(Data entries for graphics)
# # #

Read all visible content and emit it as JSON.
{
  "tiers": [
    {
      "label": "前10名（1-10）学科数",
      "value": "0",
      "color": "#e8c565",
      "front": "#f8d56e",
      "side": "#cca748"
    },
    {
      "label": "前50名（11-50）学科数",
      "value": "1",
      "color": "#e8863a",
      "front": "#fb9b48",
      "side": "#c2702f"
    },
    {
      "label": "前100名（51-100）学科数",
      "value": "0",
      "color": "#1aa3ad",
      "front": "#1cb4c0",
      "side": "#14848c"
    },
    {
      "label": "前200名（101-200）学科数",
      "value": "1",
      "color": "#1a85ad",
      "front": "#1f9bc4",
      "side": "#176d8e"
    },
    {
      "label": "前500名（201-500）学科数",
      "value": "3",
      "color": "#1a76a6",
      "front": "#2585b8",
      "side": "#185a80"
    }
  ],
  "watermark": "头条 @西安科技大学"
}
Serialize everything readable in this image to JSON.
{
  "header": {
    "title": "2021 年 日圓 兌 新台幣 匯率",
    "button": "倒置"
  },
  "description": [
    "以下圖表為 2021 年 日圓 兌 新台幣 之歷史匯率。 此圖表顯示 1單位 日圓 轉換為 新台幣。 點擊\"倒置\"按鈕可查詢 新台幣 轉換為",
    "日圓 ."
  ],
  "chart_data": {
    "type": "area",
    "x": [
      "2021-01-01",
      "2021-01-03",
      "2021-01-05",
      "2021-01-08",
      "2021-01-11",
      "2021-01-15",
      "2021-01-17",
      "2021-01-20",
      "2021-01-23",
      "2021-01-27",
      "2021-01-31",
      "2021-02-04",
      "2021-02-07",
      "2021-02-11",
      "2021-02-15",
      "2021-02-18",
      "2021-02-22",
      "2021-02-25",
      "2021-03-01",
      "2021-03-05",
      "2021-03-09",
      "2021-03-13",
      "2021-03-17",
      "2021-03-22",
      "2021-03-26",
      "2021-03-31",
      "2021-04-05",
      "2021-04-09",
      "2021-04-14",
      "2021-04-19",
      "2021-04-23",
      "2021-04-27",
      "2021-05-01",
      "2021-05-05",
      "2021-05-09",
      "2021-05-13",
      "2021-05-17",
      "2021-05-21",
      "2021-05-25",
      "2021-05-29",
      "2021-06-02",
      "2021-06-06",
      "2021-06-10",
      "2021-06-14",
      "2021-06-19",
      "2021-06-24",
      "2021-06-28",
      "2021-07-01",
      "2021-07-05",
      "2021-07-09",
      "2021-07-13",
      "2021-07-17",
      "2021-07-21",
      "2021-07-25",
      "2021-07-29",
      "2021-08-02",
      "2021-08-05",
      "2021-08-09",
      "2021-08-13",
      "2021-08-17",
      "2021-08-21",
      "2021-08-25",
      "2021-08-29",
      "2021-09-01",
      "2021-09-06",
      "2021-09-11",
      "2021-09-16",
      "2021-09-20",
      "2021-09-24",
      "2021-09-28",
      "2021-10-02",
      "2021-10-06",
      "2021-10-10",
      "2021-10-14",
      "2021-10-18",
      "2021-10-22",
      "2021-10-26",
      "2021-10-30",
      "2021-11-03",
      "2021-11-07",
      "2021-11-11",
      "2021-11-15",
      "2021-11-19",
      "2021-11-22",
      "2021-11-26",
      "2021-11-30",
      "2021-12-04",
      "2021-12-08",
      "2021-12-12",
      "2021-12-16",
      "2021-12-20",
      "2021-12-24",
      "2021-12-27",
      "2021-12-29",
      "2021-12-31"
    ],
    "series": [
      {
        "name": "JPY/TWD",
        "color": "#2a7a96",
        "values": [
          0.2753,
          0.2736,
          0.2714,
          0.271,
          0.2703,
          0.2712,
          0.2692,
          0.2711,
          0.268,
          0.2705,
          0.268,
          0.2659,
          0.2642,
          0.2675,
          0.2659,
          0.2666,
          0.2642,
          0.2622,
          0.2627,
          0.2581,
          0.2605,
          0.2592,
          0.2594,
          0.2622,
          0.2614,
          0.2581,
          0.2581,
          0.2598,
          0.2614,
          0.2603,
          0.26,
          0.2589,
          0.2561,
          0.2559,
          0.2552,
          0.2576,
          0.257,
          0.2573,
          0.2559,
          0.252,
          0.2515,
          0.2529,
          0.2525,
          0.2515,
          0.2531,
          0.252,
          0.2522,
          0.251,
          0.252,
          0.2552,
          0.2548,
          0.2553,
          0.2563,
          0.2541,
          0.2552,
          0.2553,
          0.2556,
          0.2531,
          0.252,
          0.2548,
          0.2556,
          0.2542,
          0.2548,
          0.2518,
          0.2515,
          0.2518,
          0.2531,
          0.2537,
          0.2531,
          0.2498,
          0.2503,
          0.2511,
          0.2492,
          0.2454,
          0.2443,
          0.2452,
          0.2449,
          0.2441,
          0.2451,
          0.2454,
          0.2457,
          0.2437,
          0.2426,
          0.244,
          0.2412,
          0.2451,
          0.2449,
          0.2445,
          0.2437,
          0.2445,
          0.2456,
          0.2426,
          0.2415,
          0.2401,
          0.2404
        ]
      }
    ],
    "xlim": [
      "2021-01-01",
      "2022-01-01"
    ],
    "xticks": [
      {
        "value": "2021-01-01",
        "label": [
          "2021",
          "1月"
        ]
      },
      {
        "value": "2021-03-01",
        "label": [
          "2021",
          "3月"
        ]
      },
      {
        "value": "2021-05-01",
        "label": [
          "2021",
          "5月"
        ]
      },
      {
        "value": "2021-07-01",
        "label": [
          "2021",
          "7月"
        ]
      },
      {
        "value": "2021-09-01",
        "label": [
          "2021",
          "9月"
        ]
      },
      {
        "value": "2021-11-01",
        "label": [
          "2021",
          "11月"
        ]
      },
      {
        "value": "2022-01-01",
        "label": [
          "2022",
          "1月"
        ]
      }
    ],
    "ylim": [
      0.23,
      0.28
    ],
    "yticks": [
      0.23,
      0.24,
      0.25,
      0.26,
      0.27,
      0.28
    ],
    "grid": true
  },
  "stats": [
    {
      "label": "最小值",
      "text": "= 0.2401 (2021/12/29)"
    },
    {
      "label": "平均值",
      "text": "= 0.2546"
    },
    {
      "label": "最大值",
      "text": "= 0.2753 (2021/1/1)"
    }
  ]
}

# # #

Your task is to output all of the data above word for word.

Read all visible content and emit it as JSON.
{
  "tiers": [
    {
      "label": "前10名（1-10）学科数",
      "value": "0",
      "color": "#e8c565",
      "front": "#f8d56e",
      "side": "#cca748"
    },
    {
      "label": "前50名（11-50）学科数",
      "value": "1",
      "color": "#e8863a",
      "front": "#fb9b48",
      "side": "#c2702f"
    },
    {
      "label": "前100名（51-100）学科数",
      "value": "0",
      "color": "#1aa3ad",
      "front": "#1cb4c0",
      "side": "#14848c"
    },
    {
      "label": "前200名（101-200）学科数",
      "value": "1",
      "color": "#1a85ad",
      "front": "#1f9bc4",
      "side": "#176d8e"
    },
    {
      "label": "前500名（201-500）学科数",
      "value": "3",
      "color": "#1a76a6",
      "front": "#2585b8",
      "side": "#185a80"
    }
  ],
  "watermark": "头条 @西安科技大学"
}
Serialize everything readable in this image to JSON.
{
  "header": {
    "title": "2021 年 日圓 兌 新台幣 匯率",
    "button": "倒置"
  },
  "description": [
    "以下圖表為 2021 年 日圓 兌 新台幣 之歷史匯率。 此圖表顯示 1單位 日圓 轉換為 新台幣。 點擊\"倒置\"按鈕可查詢 新台幣 轉換為",
    "日圓 ."
  ],
  "chart_data": {
    "type": "area",
    "x": [
      "2021-01-01",
      "2021-01-03",
      "2021-01-05",
      "2021-01-08",
      "2021-01-11",
      "2021-01-15",
      "2021-01-17",
      "2021-01-20",
      "2021-01-23",
      "2021-01-27",
      "2021-01-31",
      "2021-02-04",
      "2021-02-07",
      "2021-02-11",
      "2021-02-15",
      "2021-02-18",
      "2021-02-22",
      "2021-02-25",
      "2021-03-01",
      "2021-03-05",
      "2021-03-09",
      "2021-03-13",
      "2021-03-17",
      "2021-03-22",
      "2021-03-26",
      "2021-03-31",
      "2021-04-05",
      "2021-04-09",
      "2021-04-14",
      "2021-04-19",
      "2021-04-23",
      "2021-04-27",
      "2021-05-01",
      "2021-05-05",
      "2021-05-09",
      "2021-05-13",
      "2021-05-17",
      "2021-05-21",
      "2021-05-25",
      "2021-05-29",
      "2021-06-02",
      "2021-06-06",
      "2021-06-10",
      "2021-06-14",
      "2021-06-19",
      "2021-06-24",
      "2021-06-28",
      "2021-07-01",
      "2021-07-05",
      "2021-07-09",
      "2021-07-13",
      "2021-07-17",
      "2021-07-21",
      "2021-07-25",
      "2021-07-29",
      "2021-08-02",
      "2021-08-05",
      "2021-08-09",
      "2021-08-13",
      "2021-08-17",
      "2021-08-21",
      "2021-08-25",
      "2021-08-29",
      "2021-09-01",
      "2021-09-06",
      "2021-09-11",
      "2021-09-16",
      "2021-09-20",
      "2021-09-24",
      "2021-09-28",
      "2021-10-02",
      "2021-10-06",
      "2021-10-10",
      "2021-10-14",
      "2021-10-18",
      "2021-10-22",
      "2021-10-26",
      "2021-10-30",
      "2021-11-03",
      "2021-11-07",
      "2021-11-11",
      "2021-11-15",
      "2021-11-19",
      "2021-11-22",
      "2021-11-26",
      "2021-11-30",
      "2021-12-04",
      "2021-12-08",
      "2021-12-12",
      "2021-12-16",
      "2021-12-20",
      "2021-12-24",
      "2021-12-27",
      "2021-12-29",
      "2021-12-31"
    ],
    "series": [
      {
        "name": "JPY/TWD",
        "color": "#2a7a96",
        "values": [
          0.2753,
          0.2736,
          0.2714,
          0.271,
          0.2703,
          0.2712,
          0.2692,
          0.2711,
          0.268,
          0.2705,
          0.268,
          0.2659,
          0.2642,
          0.2675,
          0.2659,
          0.2666,
          0.2642,
          0.2622,
          0.2627,
          0.2581,
          0.2605,
          0.2592,
          0.2594,
          0.2622,
          0.2614,
          0.2581,
          0.2581,
          0.2598,
          0.2614,
          0.2603,
          0.26,
          0.2589,
          0.2561,
          0.2559,
          0.2552,
          0.2576,
          0.257,
          0.2573,
          0.2559,
          0.252,
          0.2515,
          0.2529,
          0.2525,
          0.2515,
          0.2531,
          0.252,
          0.2522,
          0.251,
          0.252,
          0.2552,
          0.2548,
          0.2553,
          0.2563,
          0.2541,
          0.2552,
          0.2553,
          0.2556,
          0.2531,
          0.252,
          0.2548,
          0.2556,
          0.2542,
          0.2548,
          0.2518,
          0.2515,
          0.2518,
          0.2531,
          0.2537,
          0.2531,
          0.2498,
          0.2503,
          0.2511,
          0.2492,
          0.2454,
          0.2443,
          0.2452,
          0.2449,
          0.2441,
          0.2451,
          0.2454,
          0.2457,
          0.2437,
          0.2426,
          0.244,
          0.2412,
          0.2451,
          0.2449,
          0.2445,
          0.2437,
          0.2445,
          0.2456,
          0.2426,
          0.2415,
          0.2401,
          0.2404
        ]
      }
    ],
    "xlim": [
      "2021-01-01",
      "2022-01-01"
    ],
    "xticks": [
      {
        "value": "2021-01-01",
        "label": [
          "2021",
          "1月"
        ]
      },
      {
        "value": "2021-03-01",
        "label": [
          "2021",
          "3月"
        ]
      },
      {
        "value": "2021-05-01",
        "label": [
          "2021",
          "5月"
        ]
      },
      {
        "value": "2021-07-01",
        "label": [
          "2021",
          "7月"
        ]
      },
      {
        "value": "2021-09-01",
        "label": [
          "2021",
          "9月"
        ]
      },
      {
        "value": "2021-11-01",
        "label": [
          "2021",
          "11月"
        ]
      },
      {
        "value": "2022-01-01",
        "label": [
          "2022",
          "1月"
        ]
      }
    ],
    "ylim": [
      0.23,
      0.28
    ],
    "yticks": [
      0.23,
      0.24,
      0.25,
      0.26,
      0.27,
      0.28
    ],
    "grid": true
  },
  "stats": [
    {
      "label": "最小值",
      "text": "= 0.2401 (2021/12/29)"
    },
    {
      "label": "平均值",
      "text": "= 0.2546"
    },
    {
      "label": "最大值",
      "text": "= 0.2753 (2021/1/1)"
    }
  ]
}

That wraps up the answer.